-- ROWS start --

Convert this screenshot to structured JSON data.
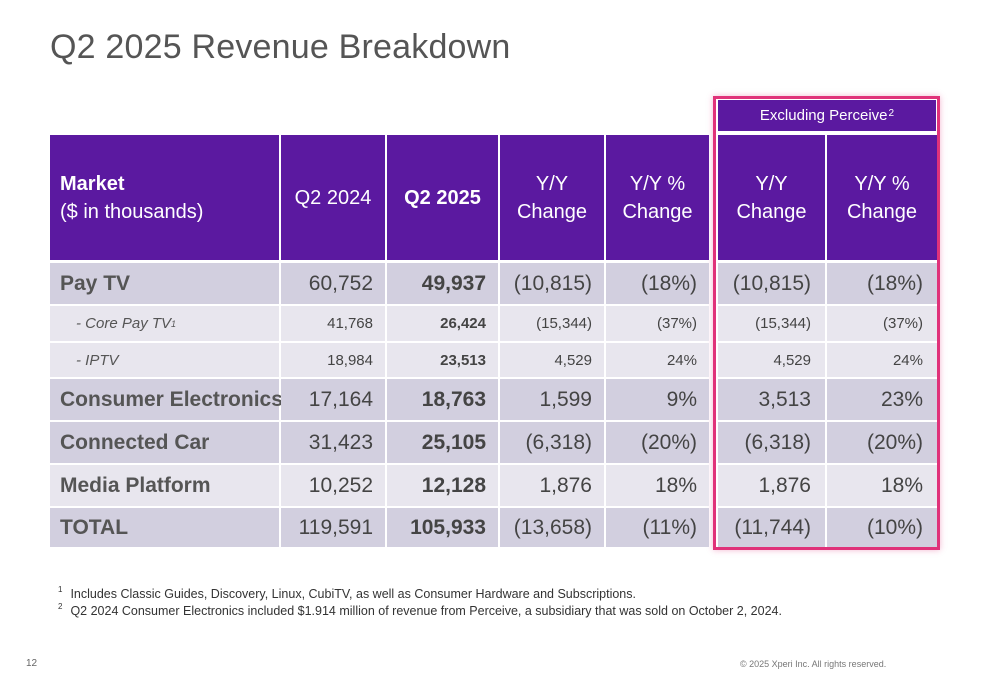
{
  "title": "Q2 2025 Revenue Breakdown",
  "excluding_label": "Excluding Perceive",
  "excluding_sup": "2",
  "header": {
    "market": "Market",
    "market_sub": "($ in thousands)",
    "q2_2024": "Q2 2024",
    "q2_2025": "Q2 2025",
    "yy_change_1": "Y/Y",
    "yy_change_2": "Change",
    "yy_pct_1": "Y/Y %",
    "yy_pct_2": "Change"
  },
  "rows": [
    {
      "label": "Pay TV",
      "sup": "",
      "q2_2024": "60,752",
      "q2_2025": "49,937",
      "yy": "(10,815)",
      "yy_pct": "(18%)",
      "ex_yy": "(10,815)",
      "ex_yy_pct": "(18%)"
    },
    {
      "label": "- Core Pay TV",
      "sup": "1",
      "q2_2024": "41,768",
      "q2_2025": "26,424",
      "yy": "(15,344)",
      "yy_pct": "(37%)",
      "ex_yy": "(15,344)",
      "ex_yy_pct": "(37%)"
    },
    {
      "label": "- IPTV",
      "sup": "",
      "q2_2024": "18,984",
      "q2_2025": "23,513",
      "yy": "4,529",
      "yy_pct": "24%",
      "ex_yy": "4,529",
      "ex_yy_pct": "24%"
    },
    {
      "label": "Consumer Electronics",
      "sup": "",
      "q2_2024": "17,164",
      "q2_2025": "18,763",
      "yy": "1,599",
      "yy_pct": "9%",
      "ex_yy": "3,513",
      "ex_yy_pct": "23%"
    },
    {
      "label": "Connected Car",
      "sup": "",
      "q2_2024": "31,423",
      "q2_2025": "25,105",
      "yy": "(6,318)",
      "yy_pct": "(20%)",
      "ex_yy": "(6,318)",
      "ex_yy_pct": "(20%)"
    },
    {
      "label": "Media Platform",
      "sup": "",
      "q2_2024": "10,252",
      "q2_2025": "12,128",
      "yy": "1,876",
      "yy_pct": "18%",
      "ex_yy": "1,876",
      "ex_yy_pct": "18%"
    },
    {
      "label": "TOTAL",
      "sup": "",
      "q2_2024": "119,591",
      "q2_2025": "105,933",
      "yy": "(13,658)",
      "yy_pct": "(11%)",
      "ex_yy": "(11,744)",
      "ex_yy_pct": "(10%)"
    }
  ],
  "footnotes": [
    {
      "num": "1",
      "text": "Includes Classic Guides, Discovery, Linux, CubiTV, as well as Consumer Hardware and Subscriptions."
    },
    {
      "num": "2",
      "text": "Q2 2024 Consumer Electronics included $1.914 million of revenue from Perceive, a subsidiary that was sold on October 2, 2024."
    }
  ],
  "page_number": "12",
  "copyright": "© 2025 Xperi Inc. All rights reserved.",
  "colors": {
    "header_purple": "#5b19a0",
    "highlight_pink": "#e0327a",
    "row_dark": "#d2cfdf",
    "row_light": "#e8e6ee"
  }
}
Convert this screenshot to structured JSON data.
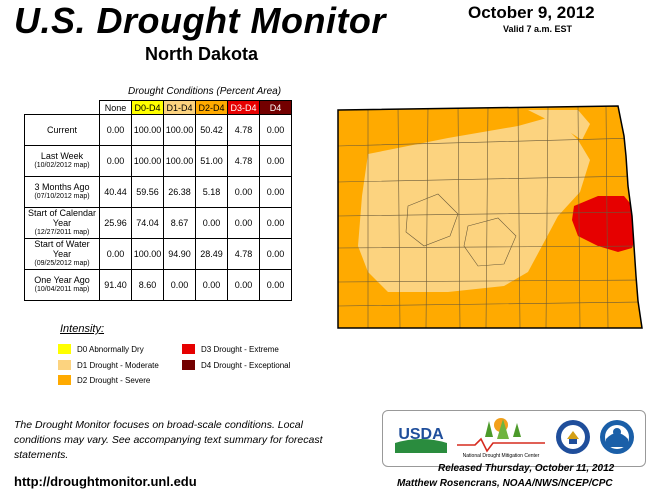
{
  "header": {
    "title": "U.S. Drought Monitor",
    "subtitle": "North Dakota",
    "date": "October 9, 2012",
    "valid": "Valid 7 a.m. EST"
  },
  "table": {
    "caption": "Drought Conditions (Percent Area)",
    "columns": [
      "None",
      "D0-D4",
      "D1-D4",
      "D2-D4",
      "D3-D4",
      "D4"
    ],
    "column_colors": [
      "#ffffff",
      "#ffff00",
      "#fcd37f",
      "#ffaa00",
      "#e60000",
      "#730000"
    ],
    "column_text_colors": [
      "#000000",
      "#000000",
      "#000000",
      "#000000",
      "#ffffff",
      "#ffffff"
    ],
    "rows": [
      {
        "label": "Current",
        "sublabel": "",
        "values": [
          "0.00",
          "100.00",
          "100.00",
          "50.42",
          "4.78",
          "0.00"
        ]
      },
      {
        "label": "Last Week",
        "sublabel": "(10/02/2012 map)",
        "values": [
          "0.00",
          "100.00",
          "100.00",
          "51.00",
          "4.78",
          "0.00"
        ]
      },
      {
        "label": "3 Months Ago",
        "sublabel": "(07/10/2012 map)",
        "values": [
          "40.44",
          "59.56",
          "26.38",
          "5.18",
          "0.00",
          "0.00"
        ]
      },
      {
        "label": "Start of Calendar Year",
        "sublabel": "(12/27/2011 map)",
        "values": [
          "25.96",
          "74.04",
          "8.67",
          "0.00",
          "0.00",
          "0.00"
        ]
      },
      {
        "label": "Start of Water Year",
        "sublabel": "(09/25/2012 map)",
        "values": [
          "0.00",
          "100.00",
          "94.90",
          "28.49",
          "4.78",
          "0.00"
        ]
      },
      {
        "label": "One Year Ago",
        "sublabel": "(10/04/2011 map)",
        "values": [
          "91.40",
          "8.60",
          "0.00",
          "0.00",
          "0.00",
          "0.00"
        ]
      }
    ]
  },
  "legend": {
    "title": "Intensity:",
    "items": [
      {
        "label": "D0 Abnormally Dry",
        "color": "#ffff00"
      },
      {
        "label": "D1 Drought - Moderate",
        "color": "#fcd37f"
      },
      {
        "label": "D2 Drought - Severe",
        "color": "#ffaa00"
      },
      {
        "label": "D3 Drought - Extreme",
        "color": "#e60000"
      },
      {
        "label": "D4 Drought - Exceptional",
        "color": "#730000"
      }
    ]
  },
  "footer": {
    "note": "The Drought Monitor focuses on broad-scale conditions. Local conditions may vary. See accompanying text summary for forecast statements.",
    "url": "http://droughtmonitor.unl.edu",
    "released": "Released Thursday, October 11, 2012",
    "authors": "Matthew Rosencrans, NOAA/NWS/NCEP/CPC"
  },
  "logos": {
    "usda": "USDA",
    "ndmc": "National Drought Mitigation Center"
  },
  "map": {
    "region": "North Dakota",
    "colors": {
      "d1": "#fcd37f",
      "d2": "#ffaa00",
      "d3": "#e60000"
    }
  }
}
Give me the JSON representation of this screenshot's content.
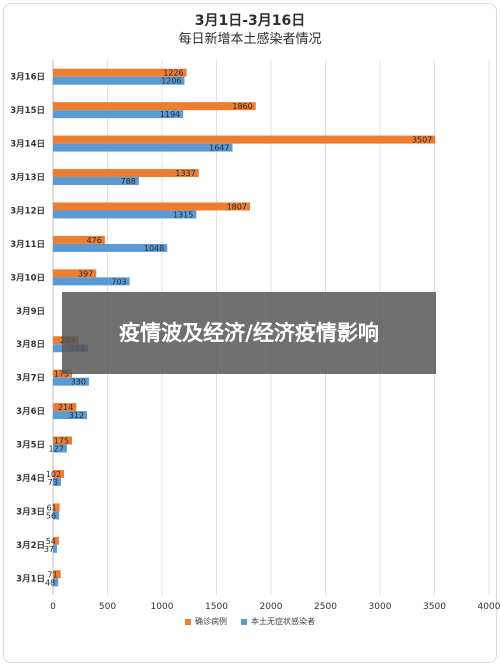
{
  "title": {
    "line1": "3月1日-3月16日",
    "line2": "每日新增本土感染者情况"
  },
  "overlay": {
    "text": "疫情波及经济/经济疫情影响"
  },
  "colors": {
    "confirmed": "#ED7D31",
    "asymptomatic": "#5B9BD5",
    "grid": "#d9d9d9",
    "text": "#333333"
  },
  "chart_data": {
    "type": "bar",
    "orientation": "horizontal",
    "categories": [
      "3月16日",
      "3月15日",
      "3月14日",
      "3月13日",
      "3月12日",
      "3月11日",
      "3月10日",
      "3月9日",
      "3月8日",
      "3月7日",
      "3月6日",
      "3月5日",
      "3月4日",
      "3月3日",
      "3月2日",
      "3月1日"
    ],
    "series": [
      {
        "name": "确诊病例",
        "values": [
          1226,
          1860,
          3507,
          1337,
          1807,
          476,
          397,
          0,
          233,
          175,
          214,
          175,
          102,
          61,
          54,
          71
        ],
        "labels": [
          "1226",
          "1860",
          "3507",
          "1337",
          "1807",
          "476",
          "397",
          "",
          "233",
          "175",
          "214",
          "175",
          "102",
          "61",
          "54",
          "71"
        ]
      },
      {
        "name": "本土无症状感染者",
        "values": [
          1206,
          1194,
          1647,
          788,
          1315,
          1048,
          703,
          0,
          322,
          330,
          312,
          127,
          73,
          56,
          37,
          48
        ],
        "labels": [
          "1206",
          "1194",
          "1647",
          "788",
          "1315",
          "1048",
          "703",
          "",
          "322",
          "330",
          "312",
          "127",
          "73",
          "56",
          "37",
          "48"
        ]
      }
    ],
    "xlim": [
      0,
      4000
    ],
    "xticks": [
      "0",
      "500",
      "1000",
      "1500",
      "2000",
      "2500",
      "3000",
      "3500",
      "4000"
    ],
    "grid": true,
    "legend": "bottom"
  }
}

-- ROWS end --

OBJECTIVE: Determine how many lines of the material include the string "Dakota". Output only that count.

SOLVED EXERCISE: 2